PROVIDED RECORDS:

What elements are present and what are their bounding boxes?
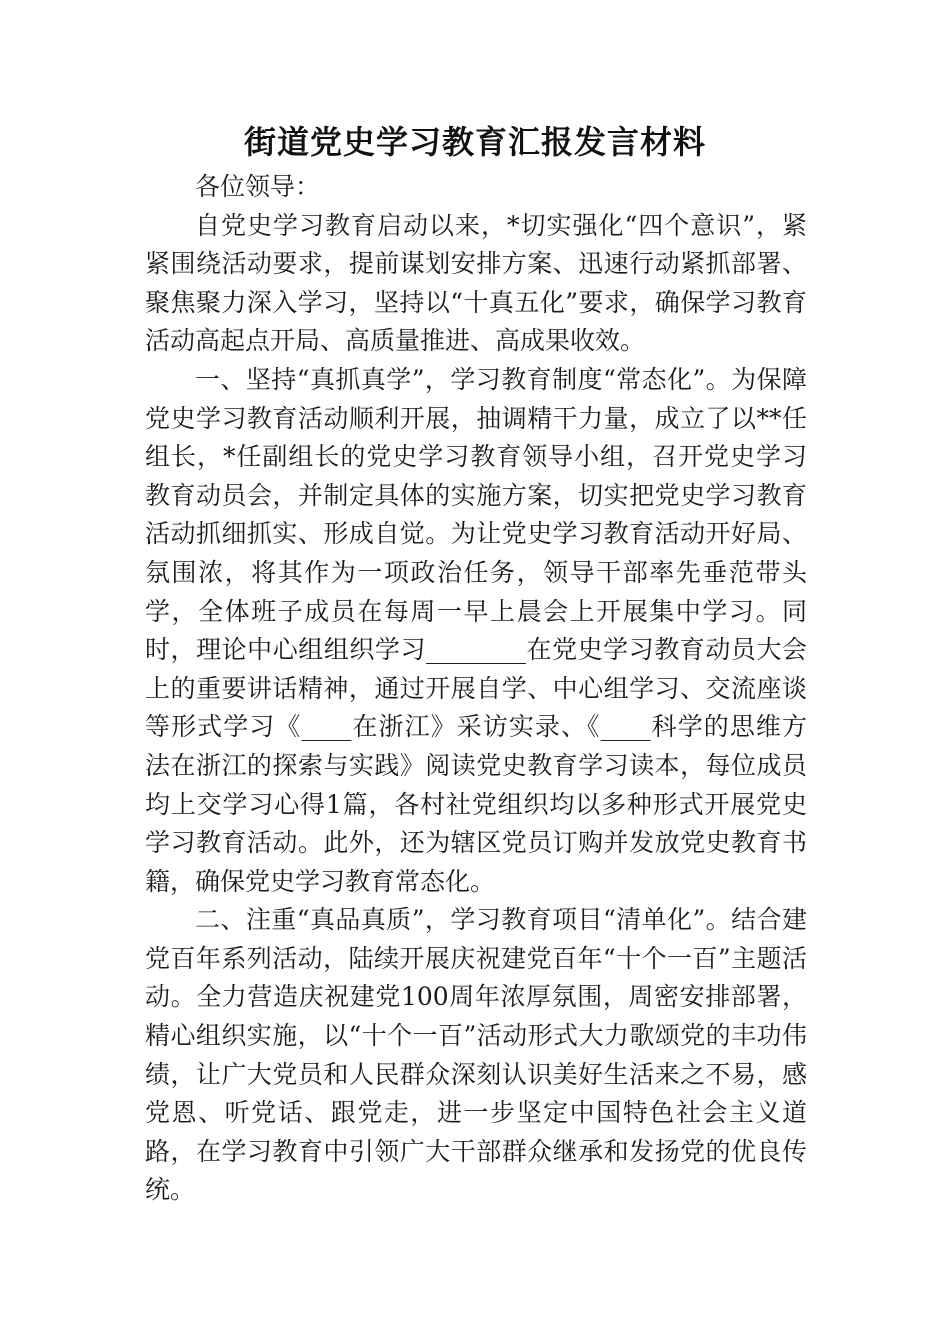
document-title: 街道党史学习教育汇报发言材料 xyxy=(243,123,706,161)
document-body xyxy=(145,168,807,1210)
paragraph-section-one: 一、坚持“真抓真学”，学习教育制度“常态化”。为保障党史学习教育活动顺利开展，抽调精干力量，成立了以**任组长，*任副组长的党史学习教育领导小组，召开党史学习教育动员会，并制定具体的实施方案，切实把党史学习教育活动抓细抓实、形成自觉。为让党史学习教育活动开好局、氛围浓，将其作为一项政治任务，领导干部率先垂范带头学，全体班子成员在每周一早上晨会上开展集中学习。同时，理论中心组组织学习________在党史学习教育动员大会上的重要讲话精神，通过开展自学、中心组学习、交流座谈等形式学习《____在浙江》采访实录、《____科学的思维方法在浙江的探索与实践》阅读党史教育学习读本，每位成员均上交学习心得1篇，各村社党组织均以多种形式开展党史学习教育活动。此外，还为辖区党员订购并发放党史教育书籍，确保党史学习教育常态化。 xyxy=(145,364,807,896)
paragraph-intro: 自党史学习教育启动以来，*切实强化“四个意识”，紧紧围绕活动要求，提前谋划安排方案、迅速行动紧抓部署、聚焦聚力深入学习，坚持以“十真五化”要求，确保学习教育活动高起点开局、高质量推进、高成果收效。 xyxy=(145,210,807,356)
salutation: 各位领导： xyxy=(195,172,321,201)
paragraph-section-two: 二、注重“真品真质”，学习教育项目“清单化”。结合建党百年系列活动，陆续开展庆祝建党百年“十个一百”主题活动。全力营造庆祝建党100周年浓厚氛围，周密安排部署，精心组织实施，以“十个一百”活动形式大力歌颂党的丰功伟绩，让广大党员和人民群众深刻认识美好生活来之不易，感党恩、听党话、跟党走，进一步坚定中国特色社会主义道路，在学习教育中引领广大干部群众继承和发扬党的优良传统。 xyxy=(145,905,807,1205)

TASK REQUIREMENTS: Repeat verbatim the lines beginning with the one containing "document-title: 街道党史学习教育汇报发言材料 xyxy=(243,123,706,161)" and ending with the one containing "document-body xyxy=(145,168,807,1210)", both included.

RESPONSE FOR THIS EXERCISE:
document-title: 街道党史学习教育汇报发言材料 xyxy=(243,123,706,161)
document-body xyxy=(145,168,807,1210)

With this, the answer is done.